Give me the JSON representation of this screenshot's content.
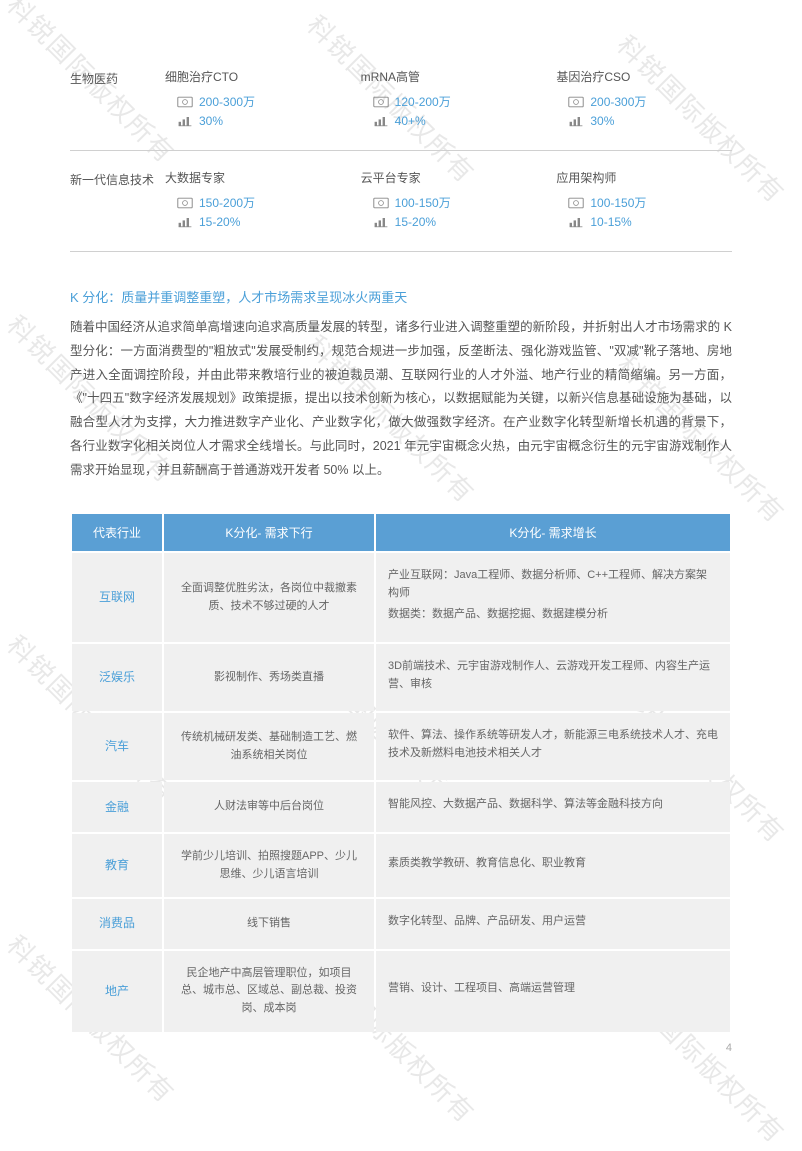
{
  "watermark_text": "科锐国际版权所有",
  "page_number": "4",
  "salary_categories": [
    {
      "label": "生物医药",
      "positions": [
        {
          "title": "细胞治疗CTO",
          "salary": "200-300万",
          "growth": "30%"
        },
        {
          "title": "mRNA高管",
          "salary": "120-200万",
          "growth": "40+%"
        },
        {
          "title": "基因治疗CSO",
          "salary": "200-300万",
          "growth": "30%"
        }
      ]
    },
    {
      "label": "新一代信息技术",
      "positions": [
        {
          "title": "大数据专家",
          "salary": "150-200万",
          "growth": "15-20%"
        },
        {
          "title": "云平台专家",
          "salary": "100-150万",
          "growth": "15-20%"
        },
        {
          "title": "应用架构师",
          "salary": "100-150万",
          "growth": "10-15%"
        }
      ]
    }
  ],
  "article": {
    "title": "K 分化：质量并重调整重塑，人才市场需求呈现冰火两重天",
    "body": "随着中国经济从追求简单高增速向追求高质量发展的转型，诸多行业进入调整重塑的新阶段，并折射出人才市场需求的 K 型分化：一方面消费型的\"粗放式\"发展受制约，规范合规进一步加强，反垄断法、强化游戏监管、\"双减\"靴子落地、房地产进入全面调控阶段，并由此带来教培行业的被迫裁员潮、互联网行业的人才外溢、地产行业的精简缩编。另一方面，《\"十四五\"数字经济发展规划》政策提振，提出以技术创新为核心，以数据赋能为关键，以新兴信息基础设施为基础，以融合型人才为支撑，大力推进数字产业化、产业数字化，做大做强数字经济。在产业数字化转型新增长机遇的背景下，各行业数字化相关岗位人才需求全线增长。与此同时，2021 年元宇宙概念火热，由元宇宙概念衍生的元宇宙游戏制作人需求开始显现，并且薪酬高于普通游戏开发者 50% 以上。"
  },
  "k_table": {
    "headers": [
      "代表行业",
      "K分化- 需求下行",
      "K分化- 需求增长"
    ],
    "rows": [
      {
        "industry": "互联网",
        "down": "全面调整优胜劣汰，各岗位中裁撤素质、技术不够过硬的人才",
        "up": "产业互联网：Java工程师、数据分析师、C++工程师、解决方案架构师\n数据类：数据产品、数据挖掘、数据建模分析"
      },
      {
        "industry": "泛娱乐",
        "down": "影视制作、秀场类直播",
        "up": "3D前端技术、元宇宙游戏制作人、云游戏开发工程师、内容生产运营、审核"
      },
      {
        "industry": "汽车",
        "down": "传统机械研发类、基础制造工艺、燃油系统相关岗位",
        "up": "软件、算法、操作系统等研发人才，新能源三电系统技术人才、充电技术及新燃料电池技术相关人才"
      },
      {
        "industry": "金融",
        "down": "人财法审等中后台岗位",
        "up": "智能风控、大数据产品、数据科学、算法等金融科技方向"
      },
      {
        "industry": "教育",
        "down": "学前少儿培训、拍照搜题APP、少儿思维、少儿语言培训",
        "up": "素质类教学教研、教育信息化、职业教育"
      },
      {
        "industry": "消费品",
        "down": "线下销售",
        "up": "数字化转型、品牌、产品研发、用户运营"
      },
      {
        "industry": "地产",
        "down": "民企地产中高层管理职位，如项目总、城市总、区域总、副总裁、投资岗、成本岗",
        "up": "营销、设计、工程项目、高端运营管理"
      }
    ]
  },
  "colors": {
    "accent": "#4a9fd8",
    "header_bg": "#5a9fd4",
    "cell_bg": "#f0f0f0",
    "text": "#555",
    "watermark": "#e8e8e8"
  }
}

------------------------------------

WHAT THE TASK REQUIRES >> Give back the material word for word, without images.

SOLVED EXERCISE >>
Give me the JSON representation of this screenshot's content.
{
  "watermark_text": "科锐国际版权所有",
  "page_number": "4",
  "salary_categories": [
    {
      "label": "生物医药",
      "positions": [
        {
          "title": "细胞治疗CTO",
          "salary": "200-300万",
          "growth": "30%"
        },
        {
          "title": "mRNA高管",
          "salary": "120-200万",
          "growth": "40+%"
        },
        {
          "title": "基因治疗CSO",
          "salary": "200-300万",
          "growth": "30%"
        }
      ]
    },
    {
      "label": "新一代信息技术",
      "positions": [
        {
          "title": "大数据专家",
          "salary": "150-200万",
          "growth": "15-20%"
        },
        {
          "title": "云平台专家",
          "salary": "100-150万",
          "growth": "15-20%"
        },
        {
          "title": "应用架构师",
          "salary": "100-150万",
          "growth": "10-15%"
        }
      ]
    }
  ],
  "article": {
    "title": "K 分化：质量并重调整重塑，人才市场需求呈现冰火两重天",
    "body": "随着中国经济从追求简单高增速向追求高质量发展的转型，诸多行业进入调整重塑的新阶段，并折射出人才市场需求的 K 型分化：一方面消费型的\"粗放式\"发展受制约，规范合规进一步加强，反垄断法、强化游戏监管、\"双减\"靴子落地、房地产进入全面调控阶段，并由此带来教培行业的被迫裁员潮、互联网行业的人才外溢、地产行业的精简缩编。另一方面，《\"十四五\"数字经济发展规划》政策提振，提出以技术创新为核心，以数据赋能为关键，以新兴信息基础设施为基础，以融合型人才为支撑，大力推进数字产业化、产业数字化，做大做强数字经济。在产业数字化转型新增长机遇的背景下，各行业数字化相关岗位人才需求全线增长。与此同时，2021 年元宇宙概念火热，由元宇宙概念衍生的元宇宙游戏制作人需求开始显现，并且薪酬高于普通游戏开发者 50% 以上。"
  },
  "k_table": {
    "headers": [
      "代表行业",
      "K分化- 需求下行",
      "K分化- 需求增长"
    ],
    "rows": [
      {
        "industry": "互联网",
        "down": "全面调整优胜劣汰，各岗位中裁撤素质、技术不够过硬的人才",
        "up": "产业互联网：Java工程师、数据分析师、C++工程师、解决方案架构师\n数据类：数据产品、数据挖掘、数据建模分析"
      },
      {
        "industry": "泛娱乐",
        "down": "影视制作、秀场类直播",
        "up": "3D前端技术、元宇宙游戏制作人、云游戏开发工程师、内容生产运营、审核"
      },
      {
        "industry": "汽车",
        "down": "传统机械研发类、基础制造工艺、燃油系统相关岗位",
        "up": "软件、算法、操作系统等研发人才，新能源三电系统技术人才、充电技术及新燃料电池技术相关人才"
      },
      {
        "industry": "金融",
        "down": "人财法审等中后台岗位",
        "up": "智能风控、大数据产品、数据科学、算法等金融科技方向"
      },
      {
        "industry": "教育",
        "down": "学前少儿培训、拍照搜题APP、少儿思维、少儿语言培训",
        "up": "素质类教学教研、教育信息化、职业教育"
      },
      {
        "industry": "消费品",
        "down": "线下销售",
        "up": "数字化转型、品牌、产品研发、用户运营"
      },
      {
        "industry": "地产",
        "down": "民企地产中高层管理职位，如项目总、城市总、区域总、副总裁、投资岗、成本岗",
        "up": "营销、设计、工程项目、高端运营管理"
      }
    ]
  },
  "colors": {
    "accent": "#4a9fd8",
    "header_bg": "#5a9fd4",
    "cell_bg": "#f0f0f0",
    "text": "#555",
    "watermark": "#e8e8e8"
  }
}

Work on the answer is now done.